Provided records |
⁂

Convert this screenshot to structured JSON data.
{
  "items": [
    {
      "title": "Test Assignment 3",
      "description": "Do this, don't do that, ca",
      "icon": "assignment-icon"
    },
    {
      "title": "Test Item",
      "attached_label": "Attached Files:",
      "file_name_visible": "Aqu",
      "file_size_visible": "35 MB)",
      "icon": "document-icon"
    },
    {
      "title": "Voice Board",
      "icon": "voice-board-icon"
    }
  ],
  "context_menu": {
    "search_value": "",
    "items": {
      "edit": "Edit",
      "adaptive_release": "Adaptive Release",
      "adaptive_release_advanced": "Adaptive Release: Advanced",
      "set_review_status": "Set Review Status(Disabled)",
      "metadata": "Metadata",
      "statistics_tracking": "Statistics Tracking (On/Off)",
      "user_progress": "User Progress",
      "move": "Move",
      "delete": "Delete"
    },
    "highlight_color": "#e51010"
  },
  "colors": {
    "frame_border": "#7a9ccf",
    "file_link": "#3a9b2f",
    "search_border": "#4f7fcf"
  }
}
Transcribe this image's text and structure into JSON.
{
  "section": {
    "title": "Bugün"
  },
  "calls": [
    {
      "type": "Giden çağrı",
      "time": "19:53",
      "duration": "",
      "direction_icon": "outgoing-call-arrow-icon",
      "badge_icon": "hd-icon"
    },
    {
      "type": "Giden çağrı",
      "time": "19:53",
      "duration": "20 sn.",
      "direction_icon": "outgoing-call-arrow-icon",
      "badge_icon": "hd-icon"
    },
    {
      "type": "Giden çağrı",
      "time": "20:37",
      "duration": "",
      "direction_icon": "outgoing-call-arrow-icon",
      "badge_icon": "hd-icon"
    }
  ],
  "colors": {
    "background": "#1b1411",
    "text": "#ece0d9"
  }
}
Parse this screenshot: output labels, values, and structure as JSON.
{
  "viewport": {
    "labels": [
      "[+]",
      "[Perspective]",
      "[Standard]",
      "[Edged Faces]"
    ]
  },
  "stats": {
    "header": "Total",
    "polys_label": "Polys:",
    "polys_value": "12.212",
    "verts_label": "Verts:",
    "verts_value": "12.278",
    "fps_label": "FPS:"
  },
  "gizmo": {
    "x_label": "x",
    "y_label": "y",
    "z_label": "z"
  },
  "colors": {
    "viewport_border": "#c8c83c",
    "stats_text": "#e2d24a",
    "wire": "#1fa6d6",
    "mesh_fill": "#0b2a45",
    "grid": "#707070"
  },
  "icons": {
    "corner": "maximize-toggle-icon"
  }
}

⁂

Task details |
Reproduce, word for word, only the lines from the one that contains "Transcribe this image's" through the final line.

Task result |
Transcribe this image's text and structure into JSON.
{
  "section": {
    "title": "Bugün"
  },
  "calls": [
    {
      "type": "Giden çağrı",
      "time": "19:53",
      "duration": "",
      "direction_icon": "outgoing-call-arrow-icon",
      "badge_icon": "hd-icon"
    },
    {
      "type": "Giden çağrı",
      "time": "19:53",
      "duration": "20 sn.",
      "direction_icon": "outgoing-call-arrow-icon",
      "badge_icon": "hd-icon"
    },
    {
      "type": "Giden çağrı",
      "time": "20:37",
      "duration": "",
      "direction_icon": "outgoing-call-arrow-icon",
      "badge_icon": "hd-icon"
    }
  ],
  "colors": {
    "background": "#1b1411",
    "text": "#ece0d9"
  }
}
Parse this screenshot: output labels, values, and structure as JSON.
{
  "viewport": {
    "labels": [
      "[+]",
      "[Perspective]",
      "[Standard]",
      "[Edged Faces]"
    ]
  },
  "stats": {
    "header": "Total",
    "polys_label": "Polys:",
    "polys_value": "12.212",
    "verts_label": "Verts:",
    "verts_value": "12.278",
    "fps_label": "FPS:"
  },
  "gizmo": {
    "x_label": "x",
    "y_label": "y",
    "z_label": "z"
  },
  "colors": {
    "viewport_border": "#c8c83c",
    "stats_text": "#e2d24a",
    "wire": "#1fa6d6",
    "mesh_fill": "#0b2a45",
    "grid": "#707070"
  },
  "icons": {
    "corner": "maximize-toggle-icon"
  }
}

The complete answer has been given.